• _Short exercise_:
Rewrite the stretch of data from the line that contains "525, 148, 646]" through the line that contains "438, 164, 733]", replacing "借阅图书" with "借书" and leaving everything else unchanged.

+++ Material shown

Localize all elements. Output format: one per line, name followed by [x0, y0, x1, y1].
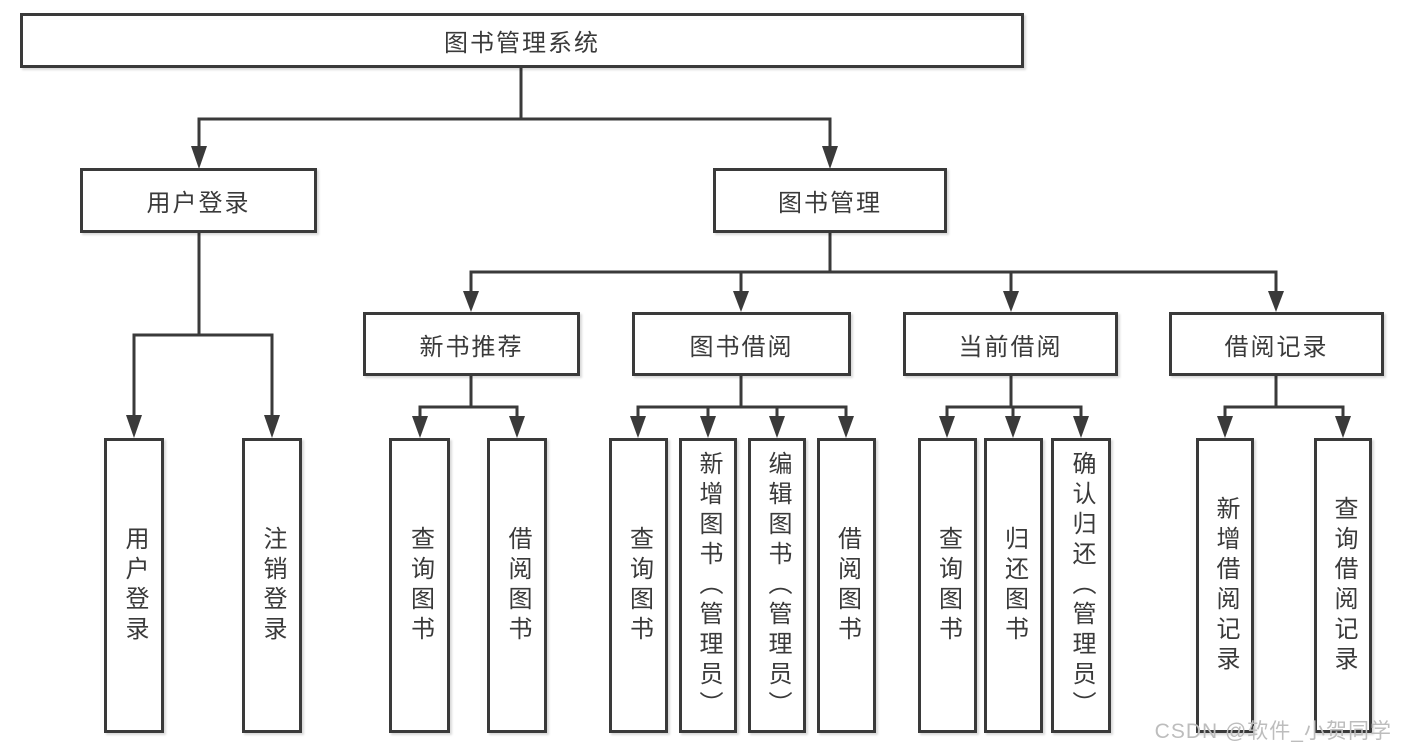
leaf-user-login-label: 用户登录	[121, 525, 148, 646]
node-library-system-label: 图书管理系统	[444, 30, 600, 57]
node-book-management: 图书管理	[713, 168, 947, 233]
leaf-borrow-edit-book: 编辑图书（管理员）	[748, 438, 806, 733]
leaf-recommend-borrow-book-label: 借阅图书	[504, 525, 531, 646]
watermark: CSDN @软件_小贺同学	[1154, 720, 1392, 743]
leaf-current-confirm-return-label: 确认归还（管理员）	[1068, 450, 1095, 721]
node-new-book-recommend-label: 新书推荐	[419, 333, 524, 361]
leaf-borrow-edit-book-label: 编辑图书（管理员）	[764, 450, 791, 721]
node-book-borrowing-label: 图书借阅	[689, 333, 794, 361]
leaf-borrow-borrow-book-label: 借阅图书	[833, 525, 861, 646]
node-library-system: 图书管理系统	[20, 13, 1024, 68]
leaf-logout: 注销登录	[242, 438, 302, 733]
connector-user-login	[126, 233, 280, 438]
leaf-current-confirm-return: 确认归还（管理员）	[1051, 438, 1111, 733]
connector-current-borrowing	[939, 376, 1089, 438]
leaf-current-query-book-label: 查询图书	[934, 525, 962, 646]
node-book-borrowing: 图书借阅	[632, 312, 851, 376]
leaf-borrow-query-book: 查询图书	[609, 438, 668, 733]
node-current-borrowing: 当前借阅	[903, 312, 1118, 376]
leaf-current-return-book-label: 归还图书	[1000, 525, 1028, 646]
leaf-records-add-record-label: 新增借阅记录	[1212, 495, 1239, 676]
leaf-recommend-query-book: 查询图书	[389, 438, 450, 733]
leaf-records-query-record-label: 查询借阅记录	[1330, 495, 1357, 676]
connector-book-borrowing	[630, 376, 854, 438]
node-borrowing-records: 借阅记录	[1169, 312, 1384, 376]
node-current-borrowing-label: 当前借阅	[958, 333, 1063, 361]
leaf-borrow-add-book-label: 新增图书（管理员）	[695, 450, 722, 721]
leaf-logout-label: 注销登录	[259, 525, 286, 646]
leaf-recommend-query-book-label: 查询图书	[406, 525, 434, 646]
node-user-login: 用户登录	[80, 168, 317, 233]
leaf-recommend-borrow-book: 借阅图书	[487, 438, 547, 733]
leaf-borrow-query-book-label: 查询图书	[625, 525, 653, 646]
leaf-current-return-book: 归还图书	[984, 438, 1043, 733]
leaf-borrow-add-book: 新增图书（管理员）	[679, 438, 737, 733]
leaf-records-query-record: 查询借阅记录	[1314, 438, 1372, 733]
leaf-borrow-borrow-book: 借阅图书	[817, 438, 876, 733]
leaf-user-login: 用户登录	[104, 438, 164, 733]
node-book-management-label: 图书管理	[778, 190, 882, 217]
node-user-login-label: 用户登录	[146, 190, 251, 217]
connector-borrowing-records	[1217, 376, 1351, 438]
leaf-records-add-record: 新增借阅记录	[1196, 438, 1254, 733]
leaf-current-query-book: 查询图书	[918, 438, 977, 733]
node-borrowing-records-label: 借阅记录	[1224, 333, 1329, 361]
connector-book-management	[463, 233, 1284, 312]
connector-new-book-recommend	[412, 376, 525, 438]
node-new-book-recommend: 新书推荐	[363, 312, 580, 376]
connector-root	[191, 68, 838, 169]
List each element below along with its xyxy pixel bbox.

++++++

• _Answer to this task_:
leaf-user-login-label: 用户登录	[121, 525, 148, 646]
node-library-system-label: 图书管理系统	[444, 30, 600, 57]
node-book-management: 图书管理	[713, 168, 947, 233]
leaf-borrow-edit-book: 编辑图书（管理员）	[748, 438, 806, 733]
leaf-recommend-borrow-book-label: 借书	[504, 525, 531, 646]
watermark: CSDN @软件_小贺同学	[1154, 720, 1392, 743]
leaf-current-confirm-return-label: 确认归还（管理员）	[1068, 450, 1095, 721]
node-new-book-recommend-label: 新书推荐	[419, 333, 524, 361]
leaf-borrow-edit-book-label: 编辑图书（管理员）	[764, 450, 791, 721]
node-book-borrowing-label: 图书借阅	[689, 333, 794, 361]
leaf-borrow-borrow-book-label: 借书	[833, 525, 861, 646]
node-library-system: 图书管理系统	[20, 13, 1024, 68]
leaf-logout: 注销登录	[242, 438, 302, 733]
connector-user-login	[126, 233, 280, 438]
leaf-current-confirm-return: 确认归还（管理员）	[1051, 438, 1111, 733]
connector-current-borrowing	[939, 376, 1089, 438]
leaf-current-query-book-label: 查询图书	[934, 525, 962, 646]
node-book-borrowing: 图书借阅	[632, 312, 851, 376]
leaf-borrow-query-book: 查询图书	[609, 438, 668, 733]
node-current-borrowing: 当前借阅	[903, 312, 1118, 376]
leaf-current-return-book-label: 归还图书	[1000, 525, 1028, 646]
leaf-records-add-record-label: 新增借阅记录	[1212, 495, 1239, 676]
leaf-recommend-query-book: 查询图书	[389, 438, 450, 733]
leaf-records-query-record-label: 查询借阅记录	[1330, 495, 1357, 676]
connector-book-borrowing	[630, 376, 854, 438]
node-borrowing-records: 借阅记录	[1169, 312, 1384, 376]
node-current-borrowing-label: 当前借阅	[958, 333, 1063, 361]
leaf-borrow-add-book-label: 新增图书（管理员）	[695, 450, 722, 721]
leaf-logout-label: 注销登录	[259, 525, 286, 646]
leaf-recommend-query-book-label: 查询图书	[406, 525, 434, 646]
node-user-login: 用户登录	[80, 168, 317, 233]
leaf-recommend-borrow-book: 借书	[487, 438, 547, 733]
leaf-borrow-query-book-label: 查询图书	[625, 525, 653, 646]
leaf-current-return-book: 归还图书	[984, 438, 1043, 733]
leaf-borrow-add-book: 新增图书（管理员）	[679, 438, 737, 733]
leaf-records-query-record: 查询借阅记录	[1314, 438, 1372, 733]
leaf-borrow-borrow-book: 借书	[817, 438, 876, 733]
leaf-user-login: 用户登录	[104, 438, 164, 733]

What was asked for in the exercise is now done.